**Task to carry out:**
Collect every line in the records below that contains the word "desc".

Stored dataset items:
[BEGIN]

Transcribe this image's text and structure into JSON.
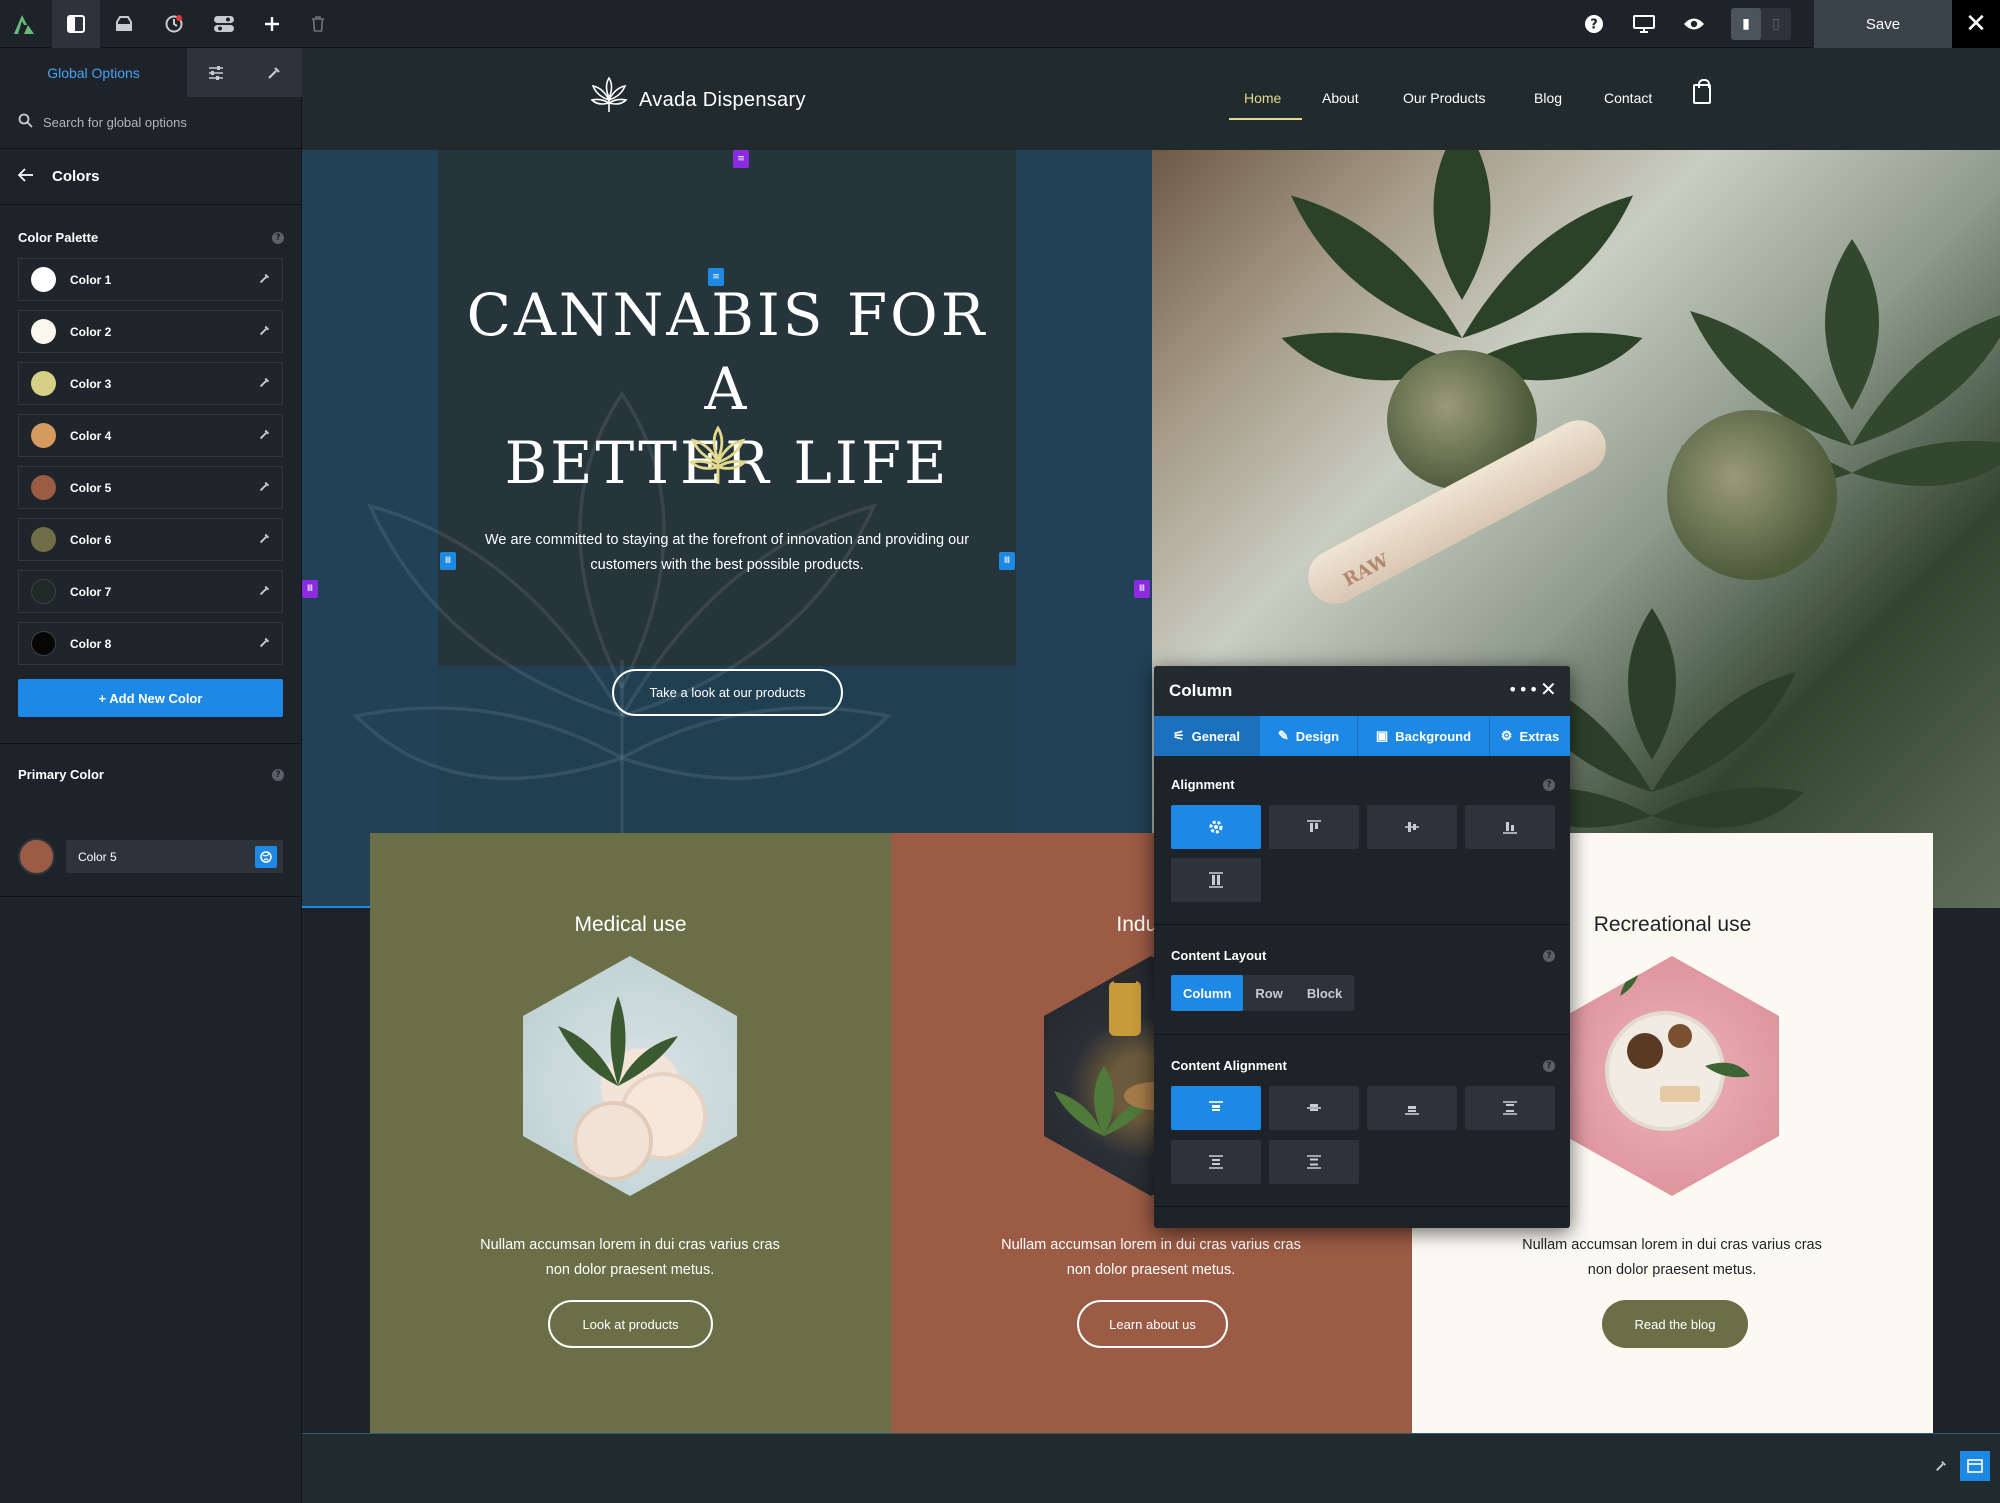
{
  "toolbar": {
    "logo_icon": "avada-logo-icon",
    "buttons": [
      "sidebar-toggle-icon",
      "library-icon",
      "history-icon",
      "toggles-icon",
      "add-icon",
      "trash-icon"
    ],
    "right_icons": [
      "help-icon",
      "desktop-icon",
      "preview-eye-icon"
    ],
    "save_label": "Save",
    "close_glyph": "✕"
  },
  "sidebar": {
    "tabs": {
      "global": "Global Options"
    },
    "search": {
      "placeholder": "Search for global options"
    },
    "section_title": "Colors",
    "palette_label": "Color Palette",
    "colors": [
      {
        "label": "Color 1",
        "hex": "#ffffff"
      },
      {
        "label": "Color 2",
        "hex": "#fbf8ef"
      },
      {
        "label": "Color 3",
        "hex": "#d6cf86"
      },
      {
        "label": "Color 4",
        "hex": "#d49a5e"
      },
      {
        "label": "Color 5",
        "hex": "#9b5b45"
      },
      {
        "label": "Color 6",
        "hex": "#6e6e47"
      },
      {
        "label": "Color 7",
        "hex": "#1f2a26"
      },
      {
        "label": "Color 8",
        "hex": "#060606"
      }
    ],
    "add_color_label": "+ Add New Color",
    "primary_label": "Primary Color",
    "primary_value": "Color 5"
  },
  "site": {
    "brand": "Avada Dispensary",
    "nav": [
      "Home",
      "About",
      "Our Products",
      "Blog",
      "Contact"
    ],
    "hero_title_line1": "CANNABIS FOR A",
    "hero_title_line2": "BETTER LIFE",
    "hero_text_line1": "We are committed to staying at the forefront of innovation and providing our",
    "hero_text_line2": "customers with the best possible products.",
    "hero_cta": "Take a look at our products",
    "photo_brand": "RAW",
    "cards": [
      {
        "title": "Medical use",
        "text1": "Nullam accumsan lorem in dui cras varius cras",
        "text2": "non dolor praesent metus.",
        "button": "Look at products",
        "bg": "#6b6f47"
      },
      {
        "title": "Industr",
        "text1": "Nullam accumsan lorem in dui cras varius cras",
        "text2": "non dolor praesent metus.",
        "button": "Learn about us",
        "bg": "#9b5b45"
      },
      {
        "title": "Recreational use",
        "text1": "Nullam accumsan lorem in dui cras varius cras",
        "text2": "non dolor praesent metus.",
        "button": "Read the blog",
        "bg": "#fcf9f2"
      }
    ]
  },
  "column_panel": {
    "title": "Column",
    "tabs": [
      "General",
      "Design",
      "Background",
      "Extras"
    ],
    "alignment_label": "Alignment",
    "content_layout_label": "Content Layout",
    "content_layout_options": [
      "Column",
      "Row",
      "Block"
    ],
    "content_alignment_label": "Content Alignment"
  },
  "colors": {
    "accent": "#1e88e5",
    "nav_active": "#e3d98d",
    "handle_purple": "#8a2be2"
  }
}
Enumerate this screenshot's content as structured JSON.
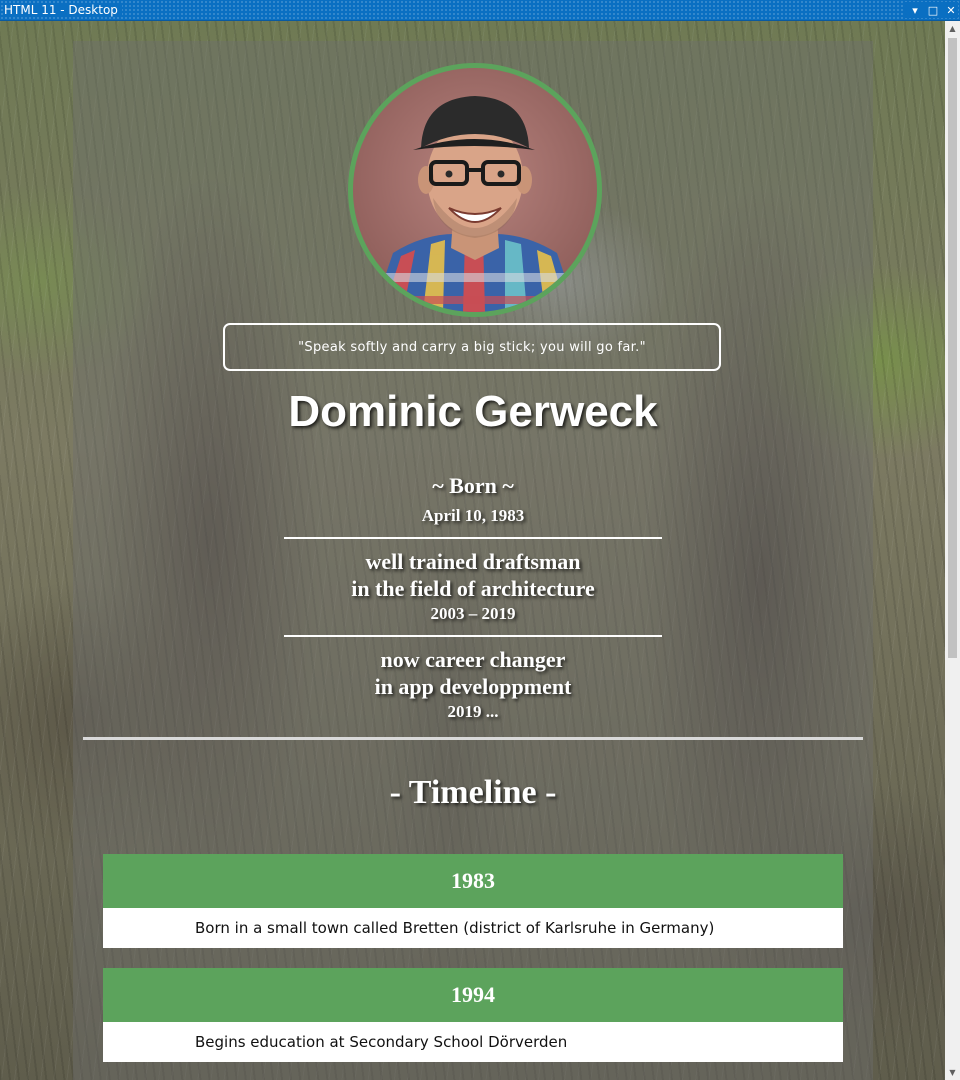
{
  "window": {
    "title": "HTML 11 - Desktop",
    "controls": {
      "dropdown": "▾",
      "maximize": "□",
      "close": "✕"
    }
  },
  "profile": {
    "quote": "\"Speak softly and carry a big stick; you will go far.\"",
    "name": "Dominic Gerweck",
    "born_label": "~ Born ~",
    "born_date": "April 10, 1983",
    "career_past_line1": "well trained draftsman",
    "career_past_line2": "in the field of architecture",
    "career_past_years": "2003 – 2019",
    "career_now_line1": "now career changer",
    "career_now_line2": "in app developpment",
    "career_now_years": "2019 ..."
  },
  "timeline": {
    "title": "- Timeline -",
    "entries": [
      {
        "year": "1983",
        "text": "Born in a small town called Bretten (district of Karlsruhe in Germany)"
      },
      {
        "year": "1994",
        "text": "Begins education at Secondary School Dörverden"
      }
    ]
  },
  "colors": {
    "accent_green": "#5ca35c",
    "titlebar_blue": "#0a6fc2"
  }
}
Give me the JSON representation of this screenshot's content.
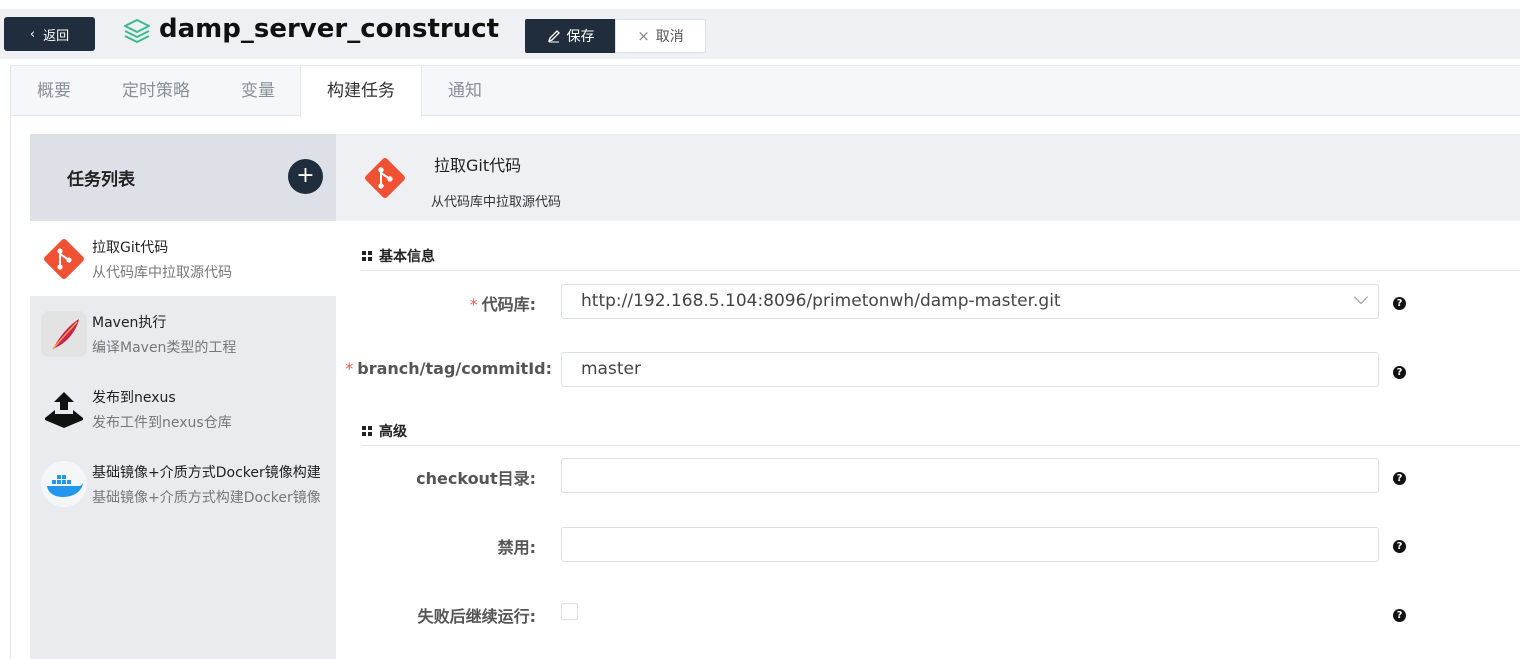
{
  "header": {
    "back_label": "返回",
    "title": "damp_server_construct",
    "save_label": "保存",
    "cancel_label": "取消"
  },
  "tabs": [
    {
      "label": "概要",
      "active": false
    },
    {
      "label": "定时策略",
      "active": false
    },
    {
      "label": "变量",
      "active": false
    },
    {
      "label": "构建任务",
      "active": true
    },
    {
      "label": "通知",
      "active": false
    }
  ],
  "task_list": {
    "title": "任务列表",
    "add_label": "+",
    "items": [
      {
        "name": "拉取Git代码",
        "desc": "从代码库中拉取源代码",
        "icon": "git-icon",
        "selected": true
      },
      {
        "name": "Maven执行",
        "desc": "编译Maven类型的工程",
        "icon": "maven-feather-icon",
        "selected": false
      },
      {
        "name": "发布到nexus",
        "desc": "发布工件到nexus仓库",
        "icon": "upload-icon",
        "selected": false
      },
      {
        "name": "基础镜像+介质方式Docker镜像构建",
        "desc": "基础镜像+介质方式构建Docker镜像",
        "icon": "docker-icon",
        "selected": false
      }
    ]
  },
  "detail": {
    "title": "拉取Git代码",
    "subtitle": "从代码库中拉取源代码",
    "sections": {
      "basic": "基本信息",
      "advanced": "高级"
    },
    "fields": {
      "repo_label": "代码库:",
      "repo_value": "http://192.168.5.104:8096/primetonwh/damp-master.git",
      "branch_label": "branch/tag/commitId:",
      "branch_value": "master",
      "checkout_label": "checkout目录:",
      "checkout_value": "",
      "disable_label": "禁用:",
      "disable_value": "",
      "continue_label": "失败后继续运行:",
      "continue_checked": false
    },
    "required_mark": "*",
    "help_mark": "?"
  },
  "colors": {
    "dark": "#1f2d3d",
    "git_orange": "#f05133",
    "accent_green": "#3dbb8a",
    "required": "#e85a4f"
  }
}
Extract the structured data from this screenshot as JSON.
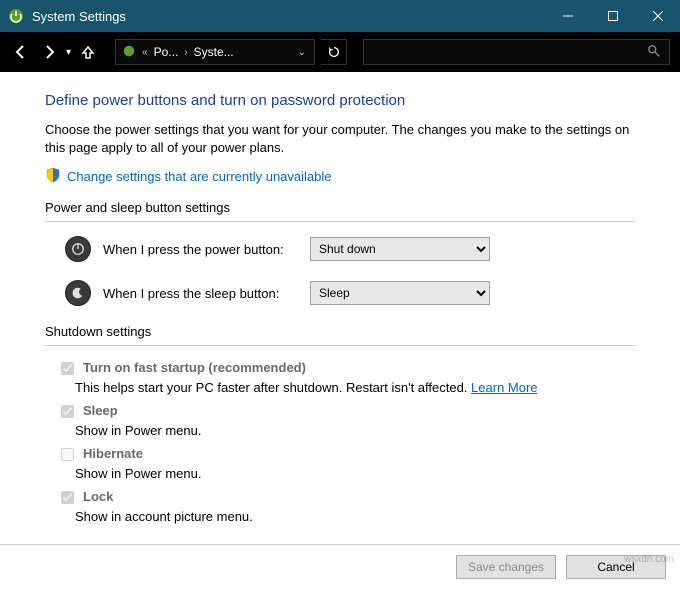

[END]

**Output of the exercise:**
        "desc": "从代码库中拉取源代码",
        "desc": "编译Maven类型的工程",
        "desc": "发布工件到nexus仓库",
        "desc": "基础镜像+介质方式构建Docker镜像",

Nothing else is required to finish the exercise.